• Supplied records:
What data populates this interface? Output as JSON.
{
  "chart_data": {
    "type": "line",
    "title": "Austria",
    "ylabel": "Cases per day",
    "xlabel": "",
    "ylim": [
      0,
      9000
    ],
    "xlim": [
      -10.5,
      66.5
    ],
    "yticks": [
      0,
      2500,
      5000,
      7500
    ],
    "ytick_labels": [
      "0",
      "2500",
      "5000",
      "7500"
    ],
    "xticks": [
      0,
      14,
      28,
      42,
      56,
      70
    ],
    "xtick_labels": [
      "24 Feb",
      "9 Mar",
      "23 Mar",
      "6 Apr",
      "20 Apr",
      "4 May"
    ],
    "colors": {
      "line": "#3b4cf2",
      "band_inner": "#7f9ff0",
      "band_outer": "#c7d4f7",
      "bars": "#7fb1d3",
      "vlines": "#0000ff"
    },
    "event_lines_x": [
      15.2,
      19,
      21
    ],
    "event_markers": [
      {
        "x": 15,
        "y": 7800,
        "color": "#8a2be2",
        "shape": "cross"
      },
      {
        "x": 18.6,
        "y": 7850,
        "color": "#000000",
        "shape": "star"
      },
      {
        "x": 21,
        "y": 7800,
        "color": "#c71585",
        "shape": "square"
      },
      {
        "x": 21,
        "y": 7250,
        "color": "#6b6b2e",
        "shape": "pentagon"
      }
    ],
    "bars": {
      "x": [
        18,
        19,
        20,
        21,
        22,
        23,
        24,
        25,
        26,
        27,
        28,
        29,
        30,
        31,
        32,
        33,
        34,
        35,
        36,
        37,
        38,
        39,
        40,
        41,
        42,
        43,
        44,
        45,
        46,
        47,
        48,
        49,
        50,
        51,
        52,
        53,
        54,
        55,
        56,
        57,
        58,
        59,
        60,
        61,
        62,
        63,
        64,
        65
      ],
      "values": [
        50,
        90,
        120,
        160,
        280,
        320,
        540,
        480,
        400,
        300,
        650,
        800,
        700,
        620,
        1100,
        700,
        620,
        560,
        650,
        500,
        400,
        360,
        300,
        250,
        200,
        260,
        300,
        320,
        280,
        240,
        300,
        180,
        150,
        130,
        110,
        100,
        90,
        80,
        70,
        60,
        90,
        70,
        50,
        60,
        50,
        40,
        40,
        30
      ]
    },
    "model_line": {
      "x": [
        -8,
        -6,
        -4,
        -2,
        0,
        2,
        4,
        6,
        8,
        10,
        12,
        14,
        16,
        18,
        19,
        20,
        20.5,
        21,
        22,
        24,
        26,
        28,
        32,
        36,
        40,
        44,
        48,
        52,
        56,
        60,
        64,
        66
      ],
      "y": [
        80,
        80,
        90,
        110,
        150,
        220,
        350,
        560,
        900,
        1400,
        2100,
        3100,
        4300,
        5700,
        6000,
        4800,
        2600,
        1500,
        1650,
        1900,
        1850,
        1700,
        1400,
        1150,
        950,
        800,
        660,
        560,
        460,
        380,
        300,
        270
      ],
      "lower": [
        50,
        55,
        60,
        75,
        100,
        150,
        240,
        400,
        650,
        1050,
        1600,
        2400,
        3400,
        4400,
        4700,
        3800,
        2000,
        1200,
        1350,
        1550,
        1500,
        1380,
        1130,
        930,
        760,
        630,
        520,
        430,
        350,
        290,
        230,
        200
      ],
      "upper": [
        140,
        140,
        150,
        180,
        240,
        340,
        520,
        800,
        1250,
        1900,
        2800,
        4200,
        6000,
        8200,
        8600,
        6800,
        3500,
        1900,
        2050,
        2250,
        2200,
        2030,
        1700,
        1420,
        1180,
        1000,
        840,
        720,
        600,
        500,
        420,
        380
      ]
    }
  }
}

• Short exercise: Copy the data above exactly. Every line must be included.

• Exercise answer:
What data populates this interface? Output as JSON.
{
  "chart_data": {
    "type": "line",
    "title": "Austria",
    "ylabel": "Cases per day",
    "xlabel": "",
    "ylim": [
      0,
      9000
    ],
    "xlim": [
      -10.5,
      66.5
    ],
    "yticks": [
      0,
      2500,
      5000,
      7500
    ],
    "ytick_labels": [
      "0",
      "2500",
      "5000",
      "7500"
    ],
    "xticks": [
      0,
      14,
      28,
      42,
      56,
      70
    ],
    "xtick_labels": [
      "24 Feb",
      "9 Mar",
      "23 Mar",
      "6 Apr",
      "20 Apr",
      "4 May"
    ],
    "colors": {
      "line": "#3b4cf2",
      "band_inner": "#7f9ff0",
      "band_outer": "#c7d4f7",
      "bars": "#7fb1d3",
      "vlines": "#0000ff"
    },
    "event_lines_x": [
      15.2,
      19,
      21
    ],
    "event_markers": [
      {
        "x": 15,
        "y": 7800,
        "color": "#8a2be2",
        "shape": "cross"
      },
      {
        "x": 18.6,
        "y": 7850,
        "color": "#000000",
        "shape": "star"
      },
      {
        "x": 21,
        "y": 7800,
        "color": "#c71585",
        "shape": "square"
      },
      {
        "x": 21,
        "y": 7250,
        "color": "#6b6b2e",
        "shape": "pentagon"
      }
    ],
    "bars": {
      "x": [
        18,
        19,
        20,
        21,
        22,
        23,
        24,
        25,
        26,
        27,
        28,
        29,
        30,
        31,
        32,
        33,
        34,
        35,
        36,
        37,
        38,
        39,
        40,
        41,
        42,
        43,
        44,
        45,
        46,
        47,
        48,
        49,
        50,
        51,
        52,
        53,
        54,
        55,
        56,
        57,
        58,
        59,
        60,
        61,
        62,
        63,
        64,
        65
      ],
      "values": [
        50,
        90,
        120,
        160,
        280,
        320,
        540,
        480,
        400,
        300,
        650,
        800,
        700,
        620,
        1100,
        700,
        620,
        560,
        650,
        500,
        400,
        360,
        300,
        250,
        200,
        260,
        300,
        320,
        280,
        240,
        300,
        180,
        150,
        130,
        110,
        100,
        90,
        80,
        70,
        60,
        90,
        70,
        50,
        60,
        50,
        40,
        40,
        30
      ]
    },
    "model_line": {
      "x": [
        -8,
        -6,
        -4,
        -2,
        0,
        2,
        4,
        6,
        8,
        10,
        12,
        14,
        16,
        18,
        19,
        20,
        20.5,
        21,
        22,
        24,
        26,
        28,
        32,
        36,
        40,
        44,
        48,
        52,
        56,
        60,
        64,
        66
      ],
      "y": [
        80,
        80,
        90,
        110,
        150,
        220,
        350,
        560,
        900,
        1400,
        2100,
        3100,
        4300,
        5700,
        6000,
        4800,
        2600,
        1500,
        1650,
        1900,
        1850,
        1700,
        1400,
        1150,
        950,
        800,
        660,
        560,
        460,
        380,
        300,
        270
      ],
      "lower": [
        50,
        55,
        60,
        75,
        100,
        150,
        240,
        400,
        650,
        1050,
        1600,
        2400,
        3400,
        4400,
        4700,
        3800,
        2000,
        1200,
        1350,
        1550,
        1500,
        1380,
        1130,
        930,
        760,
        630,
        520,
        430,
        350,
        290,
        230,
        200
      ],
      "upper": [
        140,
        140,
        150,
        180,
        240,
        340,
        520,
        800,
        1250,
        1900,
        2800,
        4200,
        6000,
        8200,
        8600,
        6800,
        3500,
        1900,
        2050,
        2250,
        2200,
        2030,
        1700,
        1420,
        1180,
        1000,
        840,
        720,
        600,
        500,
        420,
        380
      ]
    }
  }
}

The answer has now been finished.